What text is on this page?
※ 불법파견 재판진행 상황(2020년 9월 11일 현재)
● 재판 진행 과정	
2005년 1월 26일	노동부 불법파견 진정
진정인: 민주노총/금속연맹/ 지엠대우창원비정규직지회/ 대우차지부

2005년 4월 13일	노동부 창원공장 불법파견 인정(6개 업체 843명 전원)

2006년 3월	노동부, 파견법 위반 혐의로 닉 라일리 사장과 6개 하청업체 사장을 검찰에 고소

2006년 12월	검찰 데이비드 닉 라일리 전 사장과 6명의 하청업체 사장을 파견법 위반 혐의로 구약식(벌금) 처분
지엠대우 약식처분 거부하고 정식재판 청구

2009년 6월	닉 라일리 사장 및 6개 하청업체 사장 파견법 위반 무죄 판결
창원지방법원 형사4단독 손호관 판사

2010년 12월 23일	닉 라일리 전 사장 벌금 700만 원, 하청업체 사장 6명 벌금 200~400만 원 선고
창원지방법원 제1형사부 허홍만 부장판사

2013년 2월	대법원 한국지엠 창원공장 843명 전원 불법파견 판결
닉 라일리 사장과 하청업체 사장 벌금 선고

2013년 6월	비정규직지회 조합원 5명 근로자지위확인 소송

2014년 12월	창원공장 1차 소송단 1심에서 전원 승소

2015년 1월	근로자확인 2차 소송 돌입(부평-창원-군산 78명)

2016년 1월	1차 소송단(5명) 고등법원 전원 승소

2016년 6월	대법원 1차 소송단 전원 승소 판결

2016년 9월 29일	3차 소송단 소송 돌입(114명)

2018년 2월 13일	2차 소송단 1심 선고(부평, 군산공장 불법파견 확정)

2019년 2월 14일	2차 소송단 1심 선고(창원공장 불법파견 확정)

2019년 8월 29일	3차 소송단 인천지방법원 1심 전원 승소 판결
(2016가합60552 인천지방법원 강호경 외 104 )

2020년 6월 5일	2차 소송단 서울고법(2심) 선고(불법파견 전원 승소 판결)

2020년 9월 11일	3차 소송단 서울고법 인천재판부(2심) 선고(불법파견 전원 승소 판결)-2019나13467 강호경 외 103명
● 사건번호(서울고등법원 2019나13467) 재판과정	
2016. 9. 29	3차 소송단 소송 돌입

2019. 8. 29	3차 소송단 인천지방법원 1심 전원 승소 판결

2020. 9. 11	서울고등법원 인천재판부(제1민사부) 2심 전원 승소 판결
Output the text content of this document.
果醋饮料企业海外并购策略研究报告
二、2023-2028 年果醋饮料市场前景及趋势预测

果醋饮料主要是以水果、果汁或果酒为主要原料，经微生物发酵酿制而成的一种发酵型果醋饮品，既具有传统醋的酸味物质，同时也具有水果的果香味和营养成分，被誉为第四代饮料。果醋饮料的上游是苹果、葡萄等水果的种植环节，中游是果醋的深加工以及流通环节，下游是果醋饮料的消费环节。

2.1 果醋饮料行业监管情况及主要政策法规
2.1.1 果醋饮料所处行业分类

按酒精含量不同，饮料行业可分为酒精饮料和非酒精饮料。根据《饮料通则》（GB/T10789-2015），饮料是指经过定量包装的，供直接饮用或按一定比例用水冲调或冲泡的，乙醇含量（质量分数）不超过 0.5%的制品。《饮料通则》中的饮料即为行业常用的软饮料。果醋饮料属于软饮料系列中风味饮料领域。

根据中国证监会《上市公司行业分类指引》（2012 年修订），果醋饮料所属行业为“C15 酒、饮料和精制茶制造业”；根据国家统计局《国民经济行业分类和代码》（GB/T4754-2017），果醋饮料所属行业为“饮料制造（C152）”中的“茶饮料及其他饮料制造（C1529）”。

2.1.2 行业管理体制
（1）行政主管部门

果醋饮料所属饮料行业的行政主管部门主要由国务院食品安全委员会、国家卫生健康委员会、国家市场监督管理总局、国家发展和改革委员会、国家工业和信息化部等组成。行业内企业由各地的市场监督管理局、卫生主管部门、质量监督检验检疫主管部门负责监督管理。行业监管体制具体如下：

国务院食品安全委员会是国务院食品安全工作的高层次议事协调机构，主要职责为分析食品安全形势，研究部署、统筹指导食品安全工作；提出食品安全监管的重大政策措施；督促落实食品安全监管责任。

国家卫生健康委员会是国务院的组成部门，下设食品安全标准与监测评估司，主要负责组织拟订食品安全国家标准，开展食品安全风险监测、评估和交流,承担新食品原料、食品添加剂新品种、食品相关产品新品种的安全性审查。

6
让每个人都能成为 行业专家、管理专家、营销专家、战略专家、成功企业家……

> _Given problem_
Write out the whole listing again. Match it word for word.

> _Exercise solution_
What text is on this page?
※ 불법파견 재판진행 상황(2020년 9월 11일 현재)
● 재판 진행 과정	
2005년 1월 26일	노동부 불법파견 진정
진정인: 민주노총/금속연맹/ 지엠대우창원비정규직지회/ 대우차지부

2005년 4월 13일	노동부 창원공장 불법파견 인정(6개 업체 843명 전원)

2006년 3월	노동부, 파견법 위반 혐의로 닉 라일리 사장과 6개 하청업체 사장을 검찰에 고소

2006년 12월	검찰 데이비드 닉 라일리 전 사장과 6명의 하청업체 사장을 파견법 위반 혐의로 구약식(벌금) 처분
지엠대우 약식처분 거부하고 정식재판 청구

2009년 6월	닉 라일리 사장 및 6개 하청업체 사장 파견법 위반 무죄 판결
창원지방법원 형사4단독 손호관 판사

2010년 12월 23일	닉 라일리 전 사장 벌금 700만 원, 하청업체 사장 6명 벌금 200~400만 원 선고
창원지방법원 제1형사부 허홍만 부장판사

2013년 2월	대법원 한국지엠 창원공장 843명 전원 불법파견 판결
닉 라일리 사장과 하청업체 사장 벌금 선고

2013년 6월	비정규직지회 조합원 5명 근로자지위확인 소송

2014년 12월	창원공장 1차 소송단 1심에서 전원 승소

2015년 1월	근로자확인 2차 소송 돌입(부평-창원-군산 78명)

2016년 1월	1차 소송단(5명) 고등법원 전원 승소

2016년 6월	대법원 1차 소송단 전원 승소 판결

2016년 9월 29일	3차 소송단 소송 돌입(114명)

2018년 2월 13일	2차 소송단 1심 선고(부평, 군산공장 불법파견 확정)

2019년 2월 14일	2차 소송단 1심 선고(창원공장 불법파견 확정)

2019년 8월 29일	3차 소송단 인천지방법원 1심 전원 승소 판결
(2016가합60552 인천지방법원 강호경 외 104 )

2020년 6월 5일	2차 소송단 서울고법(2심) 선고(불법파견 전원 승소 판결)

2020년 9월 11일	3차 소송단 서울고법 인천재판부(2심) 선고(불법파견 전원 승소 판결)-2019나13467 강호경 외 103명
● 사건번호(서울고등법원 2019나13467) 재판과정	
2016. 9. 29	3차 소송단 소송 돌입

2019. 8. 29	3차 소송단 인천지방법원 1심 전원 승소 판결

2020. 9. 11	서울고등법원 인천재판부(제1민사부) 2심 전원 승소 판결
Output the text content of this document.
果醋饮料企业海外并购策略研究报告
二、2023-2028 年果醋饮料市场前景及趋势预测

果醋饮料主要是以水果、果汁或果酒为主要原料，经微生物发酵酿制而成的一种发酵型果醋饮品，既具有传统醋的酸味物质，同时也具有水果的果香味和营养成分，被誉为第四代饮料。果醋饮料的上游是苹果、葡萄等水果的种植环节，中游是果醋的深加工以及流通环节，下游是果醋饮料的消费环节。

2.1 果醋饮料行业监管情况及主要政策法规
2.1.1 果醋饮料所处行业分类

按酒精含量不同，饮料行业可分为酒精饮料和非酒精饮料。根据《饮料通则》（GB/T10789-2015），饮料是指经过定量包装的，供直接饮用或按一定比例用水冲调或冲泡的，乙醇含量（质量分数）不超过 0.5%的制品。《饮料通则》中的饮料即为行业常用的软饮料。果醋饮料属于软饮料系列中风味饮料领域。

根据中国证监会《上市公司行业分类指引》（2012 年修订），果醋饮料所属行业为“C15 酒、饮料和精制茶制造业”；根据国家统计局《国民经济行业分类和代码》（GB/T4754-2017），果醋饮料所属行业为“饮料制造（C152）”中的“茶饮料及其他饮料制造（C1529）”。

2.1.2 行业管理体制
（1）行政主管部门

果醋饮料所属饮料行业的行政主管部门主要由国务院食品安全委员会、国家卫生健康委员会、国家市场监督管理总局、国家发展和改革委员会、国家工业和信息化部等组成。行业内企业由各地的市场监督管理局、卫生主管部门、质量监督检验检疫主管部门负责监督管理。行业监管体制具体如下：

国务院食品安全委员会是国务院食品安全工作的高层次议事协调机构，主要职责为分析食品安全形势，研究部署、统筹指导食品安全工作；提出食品安全监管的重大政策措施；督促落实食品安全监管责任。

国家卫生健康委员会是国务院的组成部门，下设食品安全标准与监测评估司，主要负责组织拟订食品安全国家标准，开展食品安全风险监测、评估和交流,承担新食品原料、食品添加剂新品种、食品相关产品新品种的安全性审查。

6
让每个人都能成为 行业专家、管理专家、营销专家、战略专家、成功企业家……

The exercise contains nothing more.